** Task **
Find each line containing the string "oder" and return it.

— START Information supplied —

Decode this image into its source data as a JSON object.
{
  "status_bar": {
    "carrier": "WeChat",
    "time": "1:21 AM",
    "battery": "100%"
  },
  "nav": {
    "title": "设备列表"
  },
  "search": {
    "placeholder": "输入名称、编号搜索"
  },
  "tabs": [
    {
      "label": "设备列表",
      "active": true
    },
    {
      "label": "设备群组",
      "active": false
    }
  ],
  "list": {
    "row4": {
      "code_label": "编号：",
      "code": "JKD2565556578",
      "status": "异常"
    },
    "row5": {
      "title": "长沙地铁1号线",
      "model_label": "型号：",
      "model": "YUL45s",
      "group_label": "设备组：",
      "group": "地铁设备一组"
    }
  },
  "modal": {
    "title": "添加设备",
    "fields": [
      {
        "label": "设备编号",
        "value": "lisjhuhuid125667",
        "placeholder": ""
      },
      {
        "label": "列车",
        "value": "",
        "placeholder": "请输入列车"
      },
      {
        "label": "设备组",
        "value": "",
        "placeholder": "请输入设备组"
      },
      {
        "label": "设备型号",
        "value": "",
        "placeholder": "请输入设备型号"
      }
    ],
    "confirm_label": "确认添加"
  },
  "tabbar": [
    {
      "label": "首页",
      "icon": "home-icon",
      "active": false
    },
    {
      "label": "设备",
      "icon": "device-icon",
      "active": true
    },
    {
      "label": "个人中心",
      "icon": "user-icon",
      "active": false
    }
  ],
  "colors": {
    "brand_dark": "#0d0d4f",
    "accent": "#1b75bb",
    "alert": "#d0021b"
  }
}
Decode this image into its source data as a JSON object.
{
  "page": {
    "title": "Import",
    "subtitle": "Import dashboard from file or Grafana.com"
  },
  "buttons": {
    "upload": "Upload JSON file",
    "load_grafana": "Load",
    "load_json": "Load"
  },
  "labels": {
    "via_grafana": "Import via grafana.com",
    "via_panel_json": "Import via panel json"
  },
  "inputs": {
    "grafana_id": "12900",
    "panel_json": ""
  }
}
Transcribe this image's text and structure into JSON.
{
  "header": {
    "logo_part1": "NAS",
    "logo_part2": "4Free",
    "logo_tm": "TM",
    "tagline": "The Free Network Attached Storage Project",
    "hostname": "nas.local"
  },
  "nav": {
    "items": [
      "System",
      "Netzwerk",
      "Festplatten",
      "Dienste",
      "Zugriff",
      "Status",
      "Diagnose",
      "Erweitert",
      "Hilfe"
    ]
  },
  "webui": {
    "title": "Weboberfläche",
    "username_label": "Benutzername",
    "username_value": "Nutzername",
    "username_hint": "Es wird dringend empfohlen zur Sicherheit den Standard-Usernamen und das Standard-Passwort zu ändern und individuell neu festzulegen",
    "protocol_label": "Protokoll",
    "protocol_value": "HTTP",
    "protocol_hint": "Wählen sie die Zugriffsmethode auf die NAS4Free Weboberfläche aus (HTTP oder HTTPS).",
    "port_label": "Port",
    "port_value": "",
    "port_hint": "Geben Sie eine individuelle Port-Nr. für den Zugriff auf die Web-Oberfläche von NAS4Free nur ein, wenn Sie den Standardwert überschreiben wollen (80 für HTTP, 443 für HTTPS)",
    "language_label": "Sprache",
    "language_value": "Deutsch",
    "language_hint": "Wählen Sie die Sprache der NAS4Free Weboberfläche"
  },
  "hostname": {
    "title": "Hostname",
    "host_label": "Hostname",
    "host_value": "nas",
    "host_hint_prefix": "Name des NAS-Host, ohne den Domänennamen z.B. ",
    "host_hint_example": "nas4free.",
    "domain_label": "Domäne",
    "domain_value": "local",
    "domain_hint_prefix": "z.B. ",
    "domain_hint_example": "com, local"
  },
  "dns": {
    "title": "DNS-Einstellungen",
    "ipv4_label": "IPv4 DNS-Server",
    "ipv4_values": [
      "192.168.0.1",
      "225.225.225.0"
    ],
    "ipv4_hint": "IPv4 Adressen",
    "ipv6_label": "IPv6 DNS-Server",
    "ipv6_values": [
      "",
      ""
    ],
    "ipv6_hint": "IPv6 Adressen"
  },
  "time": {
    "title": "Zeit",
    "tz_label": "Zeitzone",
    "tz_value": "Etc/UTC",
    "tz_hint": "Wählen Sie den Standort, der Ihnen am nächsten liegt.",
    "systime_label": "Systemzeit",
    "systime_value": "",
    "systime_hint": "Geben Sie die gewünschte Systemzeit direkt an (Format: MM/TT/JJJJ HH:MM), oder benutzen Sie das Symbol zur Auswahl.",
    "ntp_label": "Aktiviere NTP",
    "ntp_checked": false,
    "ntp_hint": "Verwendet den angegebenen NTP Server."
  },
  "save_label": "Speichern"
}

— END Information supplied —

** The reply **
    "protocol_hint": "Wählen sie die Zugriffsmethode auf die NAS4Free Weboberfläche aus (HTTP oder HTTPS).",
    "systime_hint": "Geben Sie die gewünschte Systemzeit direkt an (Format: MM/TT/JJJJ HH:MM), oder benutzen Sie das Symbol zur Auswahl.",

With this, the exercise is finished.